WHAT IS BEING ASKED
Format every line of the listing below as a Markdown table with the columns "Row" and "Line," numbering each line in order. Omit blank lines and picture placeholders.

# EXCERPTED DATA start

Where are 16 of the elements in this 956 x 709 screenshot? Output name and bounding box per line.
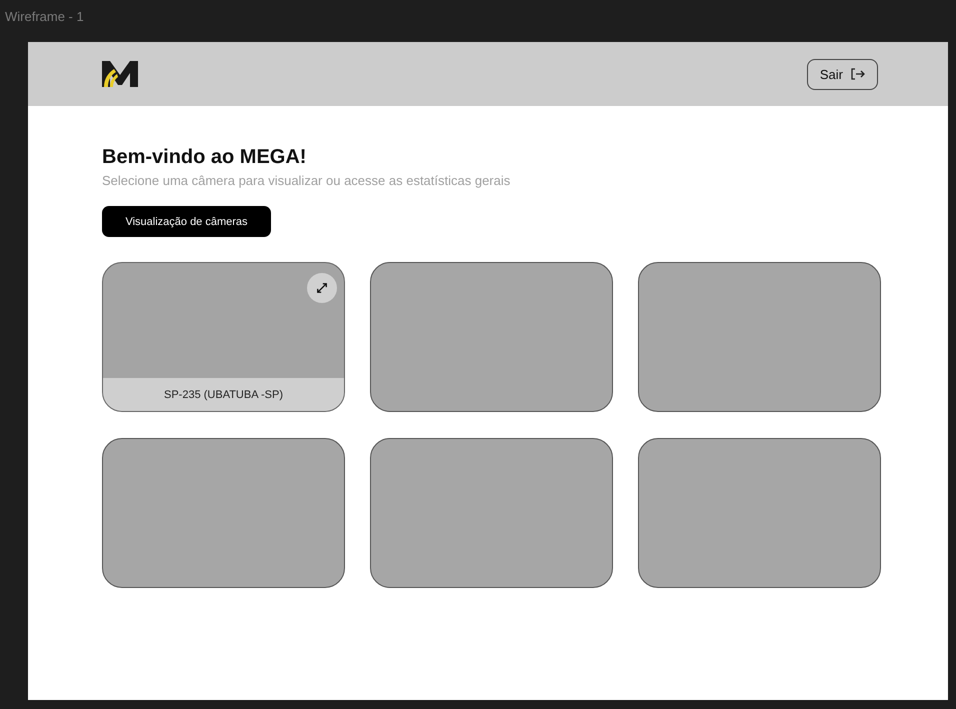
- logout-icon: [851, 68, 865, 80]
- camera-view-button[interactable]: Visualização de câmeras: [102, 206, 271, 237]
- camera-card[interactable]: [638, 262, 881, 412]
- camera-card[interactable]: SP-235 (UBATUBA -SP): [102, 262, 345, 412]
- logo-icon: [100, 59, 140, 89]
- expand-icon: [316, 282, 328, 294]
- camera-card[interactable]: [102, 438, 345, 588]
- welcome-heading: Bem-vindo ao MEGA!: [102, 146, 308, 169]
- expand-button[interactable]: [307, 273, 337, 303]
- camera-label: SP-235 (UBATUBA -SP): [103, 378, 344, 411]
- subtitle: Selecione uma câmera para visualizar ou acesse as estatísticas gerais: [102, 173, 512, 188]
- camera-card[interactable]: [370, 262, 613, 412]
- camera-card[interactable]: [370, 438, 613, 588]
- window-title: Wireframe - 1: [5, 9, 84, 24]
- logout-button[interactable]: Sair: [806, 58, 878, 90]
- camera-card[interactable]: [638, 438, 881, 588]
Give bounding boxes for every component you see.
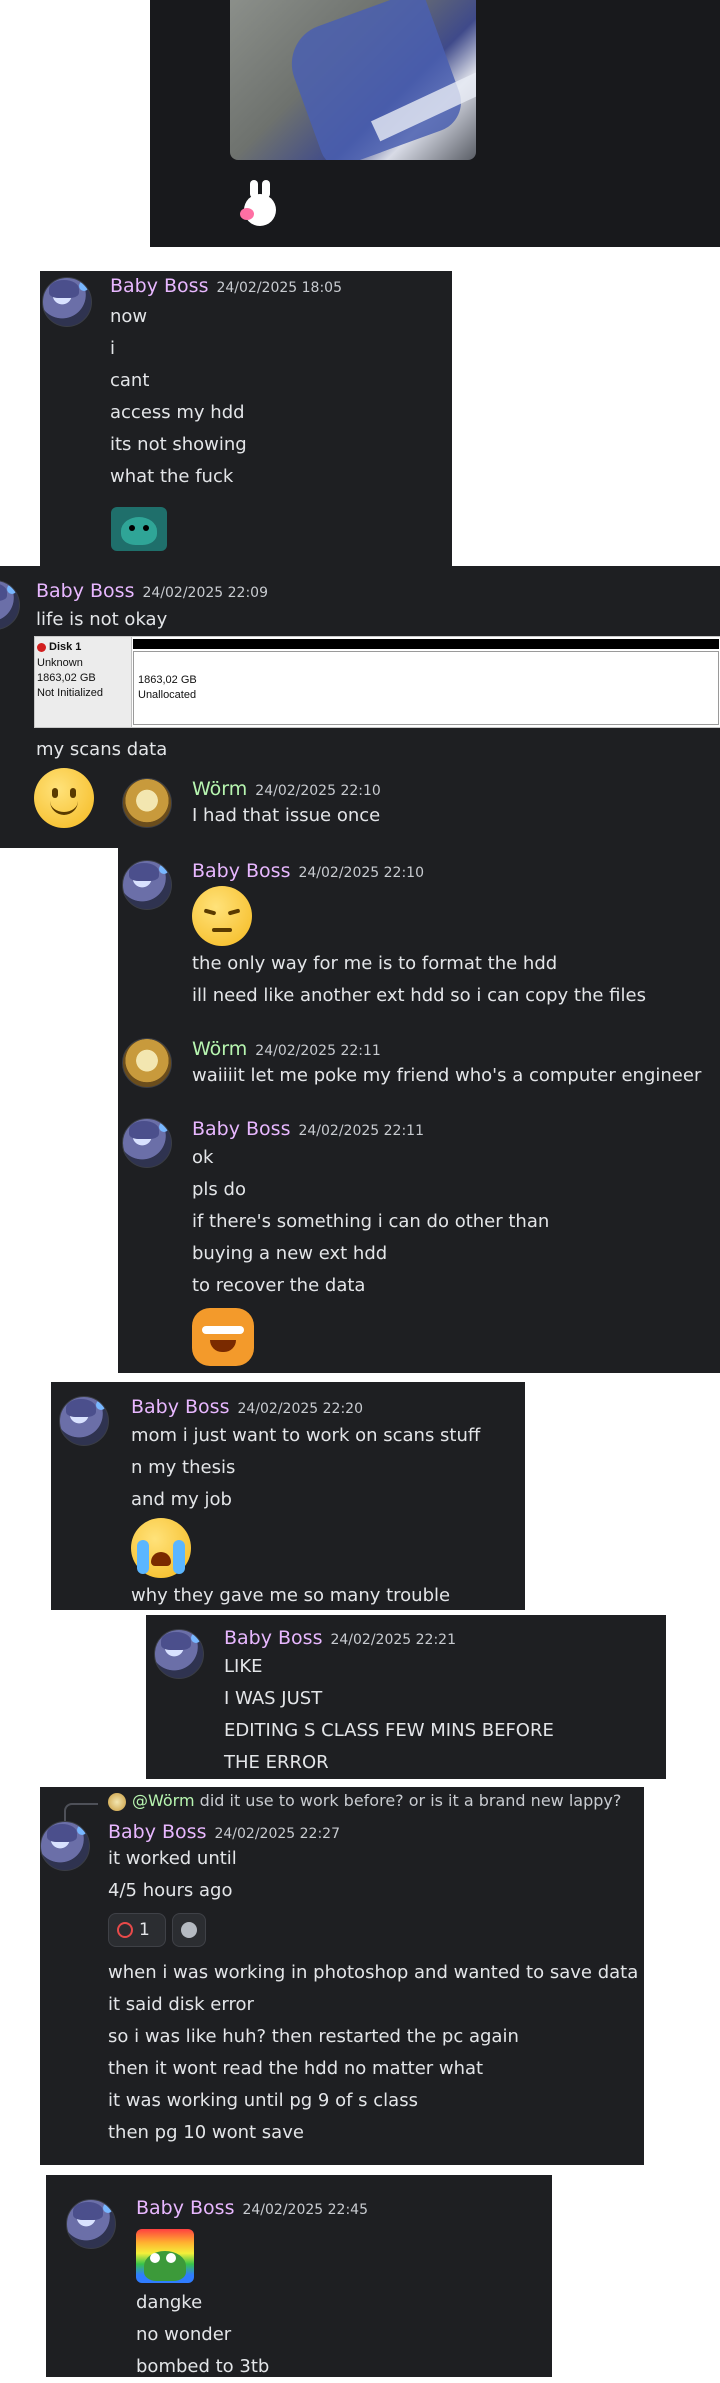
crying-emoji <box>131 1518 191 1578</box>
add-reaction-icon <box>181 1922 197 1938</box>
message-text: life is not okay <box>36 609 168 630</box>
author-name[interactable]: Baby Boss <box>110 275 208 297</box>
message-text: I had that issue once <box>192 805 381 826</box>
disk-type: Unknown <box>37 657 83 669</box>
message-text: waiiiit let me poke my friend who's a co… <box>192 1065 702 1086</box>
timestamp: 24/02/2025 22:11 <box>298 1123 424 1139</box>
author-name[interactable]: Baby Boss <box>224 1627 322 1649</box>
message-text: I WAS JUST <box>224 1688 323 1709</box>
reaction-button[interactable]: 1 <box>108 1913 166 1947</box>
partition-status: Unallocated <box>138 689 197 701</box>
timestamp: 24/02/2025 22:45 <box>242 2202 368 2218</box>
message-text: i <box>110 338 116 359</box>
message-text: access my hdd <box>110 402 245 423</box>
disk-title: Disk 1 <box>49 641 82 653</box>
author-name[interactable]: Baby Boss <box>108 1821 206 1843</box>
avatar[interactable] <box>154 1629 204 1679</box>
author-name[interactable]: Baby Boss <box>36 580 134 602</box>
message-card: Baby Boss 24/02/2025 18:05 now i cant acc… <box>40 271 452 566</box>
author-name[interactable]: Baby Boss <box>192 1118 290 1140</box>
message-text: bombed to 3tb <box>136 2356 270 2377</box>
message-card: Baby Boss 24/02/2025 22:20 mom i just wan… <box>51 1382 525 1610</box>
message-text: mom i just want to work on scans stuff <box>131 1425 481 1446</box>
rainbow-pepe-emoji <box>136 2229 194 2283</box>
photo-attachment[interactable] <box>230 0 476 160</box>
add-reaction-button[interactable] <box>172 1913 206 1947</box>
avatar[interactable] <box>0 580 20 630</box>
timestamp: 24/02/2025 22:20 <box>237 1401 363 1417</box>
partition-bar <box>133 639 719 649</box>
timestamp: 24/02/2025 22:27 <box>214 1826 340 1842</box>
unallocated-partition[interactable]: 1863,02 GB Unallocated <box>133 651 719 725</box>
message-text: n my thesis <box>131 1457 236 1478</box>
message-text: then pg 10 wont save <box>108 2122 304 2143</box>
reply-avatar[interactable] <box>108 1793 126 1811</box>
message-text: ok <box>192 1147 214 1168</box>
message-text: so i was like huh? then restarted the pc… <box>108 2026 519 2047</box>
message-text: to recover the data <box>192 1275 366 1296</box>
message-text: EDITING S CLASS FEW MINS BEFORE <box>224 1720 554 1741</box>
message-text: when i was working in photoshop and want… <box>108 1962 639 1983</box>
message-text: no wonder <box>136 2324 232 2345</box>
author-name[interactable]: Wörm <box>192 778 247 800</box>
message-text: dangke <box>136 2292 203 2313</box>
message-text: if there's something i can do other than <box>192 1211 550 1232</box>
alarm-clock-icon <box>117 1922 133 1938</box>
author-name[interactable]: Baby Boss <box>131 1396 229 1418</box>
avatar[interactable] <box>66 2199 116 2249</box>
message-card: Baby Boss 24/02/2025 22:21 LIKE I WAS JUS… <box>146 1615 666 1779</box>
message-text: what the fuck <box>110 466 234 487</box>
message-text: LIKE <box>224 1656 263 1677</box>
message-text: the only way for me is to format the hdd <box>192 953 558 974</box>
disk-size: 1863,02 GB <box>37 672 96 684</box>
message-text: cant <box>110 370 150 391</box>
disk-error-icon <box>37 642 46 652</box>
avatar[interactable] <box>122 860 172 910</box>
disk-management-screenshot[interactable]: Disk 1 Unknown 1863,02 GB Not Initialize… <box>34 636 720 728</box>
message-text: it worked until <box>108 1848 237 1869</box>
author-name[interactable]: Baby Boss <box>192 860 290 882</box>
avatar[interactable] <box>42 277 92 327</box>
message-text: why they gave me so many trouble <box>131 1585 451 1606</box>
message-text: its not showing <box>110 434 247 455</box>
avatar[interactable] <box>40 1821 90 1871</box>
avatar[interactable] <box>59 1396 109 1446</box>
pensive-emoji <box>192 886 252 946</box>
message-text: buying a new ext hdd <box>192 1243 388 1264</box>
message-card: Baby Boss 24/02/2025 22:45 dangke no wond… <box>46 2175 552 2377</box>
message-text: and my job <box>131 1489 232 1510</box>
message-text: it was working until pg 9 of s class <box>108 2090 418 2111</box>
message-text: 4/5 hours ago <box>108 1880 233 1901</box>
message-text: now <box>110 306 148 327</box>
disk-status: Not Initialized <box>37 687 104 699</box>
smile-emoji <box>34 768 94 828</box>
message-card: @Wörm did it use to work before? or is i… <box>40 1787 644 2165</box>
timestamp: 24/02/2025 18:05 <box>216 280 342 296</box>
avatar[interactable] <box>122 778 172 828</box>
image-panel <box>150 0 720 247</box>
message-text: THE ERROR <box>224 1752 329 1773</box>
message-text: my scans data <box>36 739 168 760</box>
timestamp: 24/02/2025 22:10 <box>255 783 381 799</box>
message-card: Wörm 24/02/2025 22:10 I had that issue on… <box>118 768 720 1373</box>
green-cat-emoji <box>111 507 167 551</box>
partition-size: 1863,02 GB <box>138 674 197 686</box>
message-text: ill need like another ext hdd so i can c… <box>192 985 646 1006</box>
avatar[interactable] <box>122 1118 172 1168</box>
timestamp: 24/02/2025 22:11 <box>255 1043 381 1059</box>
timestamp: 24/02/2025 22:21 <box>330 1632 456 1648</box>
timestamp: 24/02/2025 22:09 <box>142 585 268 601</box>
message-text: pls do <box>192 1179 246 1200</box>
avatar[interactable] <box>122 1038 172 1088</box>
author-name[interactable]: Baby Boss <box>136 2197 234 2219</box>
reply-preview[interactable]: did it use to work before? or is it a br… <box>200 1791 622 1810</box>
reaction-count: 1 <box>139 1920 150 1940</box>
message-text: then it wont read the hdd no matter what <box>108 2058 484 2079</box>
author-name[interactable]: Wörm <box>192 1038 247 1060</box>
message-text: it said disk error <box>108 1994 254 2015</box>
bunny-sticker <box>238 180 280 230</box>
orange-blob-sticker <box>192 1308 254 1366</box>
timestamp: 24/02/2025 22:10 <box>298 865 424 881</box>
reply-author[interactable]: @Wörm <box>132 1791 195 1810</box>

# EXCERPTED DATA end

SOLUTION
| Row | Line |
|---|---|
| 1 | Where are 16 of the elements in this 956 x 709 screenshot? Output name and bounding box per line. |
| 2 | - logout-icon: [851, 68, 865, 80] |
| 3 | - camera-view-button[interactable]: Visualização de câmeras: [102, 206, 271, 237] |
| 4 | - camera-card[interactable]: [638, 262, 881, 412] |
| 5 | - camera-card[interactable]: SP-235 (UBATUBA -SP): [102, 262, 345, 412] |
| 6 | - logo-icon: [100, 59, 140, 89] |
| 7 | - expand-icon: [316, 282, 328, 294] |
| 8 | - camera-card[interactable]: [102, 438, 345, 588] |
| 9 | - welcome-heading: Bem-vindo ao MEGA!: [102, 146, 308, 169] |
| 10 | - expand-button[interactable]: [307, 273, 337, 303] |
| 11 | - camera-label: SP-235 (UBATUBA -SP): [103, 378, 344, 411] |
| 12 | - subtitle: Selecione uma câmera para visualizar ou acesse as estatísticas gerais: [102, 173, 512, 188] |
| 13 | - camera-card[interactable]: [370, 262, 613, 412] |
| 14 | - camera-card[interactable]: [370, 438, 613, 588] |
| 15 | - window-title: Wireframe - 1: [5, 9, 84, 24] |
| 16 | - logout-button[interactable]: Sair: [806, 58, 878, 90] |
| 17 | - camera-card[interactable]: [638, 438, 881, 588] |
| 18 | Give bounding boxes for every component you see. |
| 19 | crying-emoji <box>131 1518 191 1578</box> |
| 20 | add-reaction-icon <box>181 1922 197 1938</box> |
| 21 | message-text: life is not okay <box>36 609 168 630</box> |
| 22 | author-name[interactable]: Baby Boss <box>110 275 208 297</box> |
| 23 | message-text: I had that issue once <box>192 805 381 826</box> |
| 24 | disk-type: Unknown <box>37 657 83 669</box> |
| 25 | message-text: waiiiit let me poke my friend who's a co… <box>192 1065 702 1086</box> |
| 26 | timestamp: 24/02/2025 22:11 <box>298 1123 424 1139</box> |
| 27 | author-name[interactable]: Baby Boss <box>224 1627 322 1649</box> |
| 28 | message-text: I WAS JUST <box>224 1688 323 1709</box> |
| 29 | reaction-button[interactable]: 1 <box>108 1913 166 1947</box> |
| 30 | partition-status: Unallocated <box>138 689 197 701</box> |
| 31 | timestamp: 24/02/2025 22:45 <box>242 2202 368 2218</box> |
| 32 | message-text: i <box>110 338 116 359</box> |
| 33 | message-text: access my hdd <box>110 402 245 423</box> |
| 34 | disk-title: Disk 1 <box>49 641 82 653</box> |
| 35 | author-name[interactable]: Baby Boss <box>108 1821 206 1843</box> |
| 36 | avatar[interactable] <box>154 1629 204 1679</box> |
| 37 | author-name[interactable]: Baby Boss <box>36 580 134 602</box> |
| 38 | message-card: Baby Boss 24/02/2025 18:05 now i cant acc… <box>40 271 452 566</box> |
| 39 | author-name[interactable]: Baby Boss <box>192 1118 290 1140</box> |
| 40 | message-text: bombed to 3tb <box>136 2356 270 2377</box> |
| 41 | message-card: Baby Boss 24/02/2025 22:20 mom i just wan… <box>51 1382 525 1610</box> |
| 42 | message-text: mom i just want to work on scans stuff <box>131 1425 481 1446</box> |
| 43 | rainbow-pepe-emoji <box>136 2229 194 2283</box> |
| 44 | photo-attachment[interactable] <box>230 0 476 160</box> |
| 45 | add-reaction-button[interactable] <box>172 1913 206 1947</box> |
| 46 | avatar[interactable] <box>0 580 20 630</box> |
| 47 | timestamp: 24/02/2025 22:20 <box>237 1401 363 1417</box> |
| 48 | partition-bar <box>133 639 719 649</box> |
| 49 | timestamp: 24/02/2025 22:27 <box>214 1826 340 1842</box> |
| 50 | unallocated-partition[interactable]: 1863,02 GB Unallocated <box>133 651 719 725</box> |
| 51 | message-text: n my thesis <box>131 1457 236 1478</box> |
| 52 | message-text: then pg 10 wont save <box>108 2122 304 2143</box> |
| 53 | reply-avatar[interactable] <box>108 1793 126 1811</box> |
| 54 | message-text: ok <box>192 1147 214 1168</box> |
| 55 | message-text: so i was like huh? then restarted the pc… <box>108 2026 519 2047</box> |
| 56 | message-text: to recover the data <box>192 1275 366 1296</box> |
| 57 | message-text: EDITING S CLASS FEW MINS BEFORE <box>224 1720 554 1741</box> |
| 58 | message-text: when i was working in photoshop and want… <box>108 1962 639 1983</box> |
| 59 | message-text: no wonder <box>136 2324 232 2345</box> |
| 60 | author-name[interactable]: Wörm <box>192 778 247 800</box> |
| 61 | message-text: dangke <box>136 2292 203 2313</box> |
| 62 | message-text: if there's something i can do other than <box>192 1211 550 1232</box> |
| 63 | alarm-clock-icon <box>117 1922 133 1938</box> |
| 64 | author-name[interactable]: Baby Boss <box>131 1396 229 1418</box> |
| 65 | avatar[interactable] <box>66 2199 116 2249</box> |
| 66 | message-card: Baby Boss 24/02/2025 22:21 LIKE I WAS JUS… <box>146 1615 666 1779</box> |
| 67 | message-text: what the fuck <box>110 466 234 487</box> |
| 68 | message-text: LIKE <box>224 1656 263 1677</box> |
| 69 | message-text: the only way for me is to format the hdd <box>192 953 558 974</box> |
| 70 | disk-size: 1863,02 GB <box>37 672 96 684</box> |
| 71 | message-text: cant <box>110 370 150 391</box> |
| 72 | disk-error-icon <box>37 642 46 652</box> |
| 73 | avatar[interactable] <box>122 860 172 910</box> |
| 74 | disk-management-screenshot[interactable]: Disk 1 Unknown 1863,02 GB Not Initialize… <box>34 636 720 728</box> |
| 75 | message-text: it worked until <box>108 1848 237 1869</box> |
| 76 | author-name[interactable]: Baby Boss <box>192 860 290 882</box> |
| 77 | avatar[interactable] <box>42 277 92 327</box> |
| 78 | message-text: why they gave me so many trouble <box>131 1585 451 1606</box> |
| 79 | message-text: its not showing <box>110 434 247 455</box> |
| 80 | avatar[interactable] <box>40 1821 90 1871</box> |
| 81 | avatar[interactable] <box>59 1396 109 1446</box> |
| 82 | pensive-emoji <box>192 886 252 946</box> |
| 83 | message-text: buying a new ext hdd <box>192 1243 388 1264</box> |
| 84 | message-card: Baby Boss 24/02/2025 22:45 dangke no wond… <box>46 2175 552 2377</box> |
| 85 | message-text: and my job <box>131 1489 232 1510</box> |
| 86 | message-text: it was working until pg 9 of s class <box>108 2090 418 2111</box> |
| 87 | message-text: 4/5 hours ago <box>108 1880 233 1901</box> |
| 88 | message-text: now <box>110 306 148 327</box> |
| 89 | disk-status: Not Initialized <box>37 687 104 699</box> |
| 90 | smile-emoji <box>34 768 94 828</box> |
| 91 | message-card: @Wörm did it use to work before? or is i… <box>40 1787 644 2165</box> |
| 92 | timestamp: 24/02/2025 18:05 <box>216 280 342 296</box> |
| 93 | avatar[interactable] <box>122 778 172 828</box> |
| 94 | image-panel <box>150 0 720 247</box> |
| 95 | message-text: THE ERROR <box>224 1752 329 1773</box> |
| 96 | message-text: my scans data <box>36 739 168 760</box> |
| 97 | timestamp: 24/02/2025 22:10 <box>255 783 381 799</box> |
| 98 | message-card: Wörm 24/02/2025 22:10 I had that issue on… <box>118 768 720 1373</box> |
| 99 | green-cat-emoji <box>111 507 167 551</box> |
| 100 | partition-size: 1863,02 GB <box>138 674 197 686</box> |
| 101 | message-text: ill need like another ext hdd so i can c… <box>192 985 646 1006</box> |
| 102 | avatar[interactable] <box>122 1118 172 1168</box> |
| 103 | timestamp: 24/02/2025 22:11 <box>255 1043 381 1059</box> |
| 104 | timestamp: 24/02/2025 22:21 <box>330 1632 456 1648</box> |
| 105 | timestamp: 24/02/2025 22:09 <box>142 585 268 601</box> |
| 106 | message-text: pls do <box>192 1179 246 1200</box> |
| 107 | avatar[interactable] <box>122 1038 172 1088</box> |
| 108 | author-name[interactable]: Baby Boss <box>136 2197 234 2219</box> |
| 109 | reply-preview[interactable]: did it use to work before? or is it a br… <box>200 1791 622 1810</box> |
| 110 | reaction-count: 1 <box>139 1920 150 1940</box> |
| 111 | message-text: then it wont read the hdd no matter what <box>108 2058 484 2079</box> |
| 112 | author-name[interactable]: Wörm <box>192 1038 247 1060</box> |
| 113 | message-text: it said disk error <box>108 1994 254 2015</box> |
| 114 | bunny-sticker <box>238 180 280 230</box> |
| 115 | orange-blob-sticker <box>192 1308 254 1366</box> |
| 116 | timestamp: 24/02/2025 22:10 <box>298 865 424 881</box> |
| 117 | reply-author[interactable]: @Wörm <box>132 1791 195 1810</box> |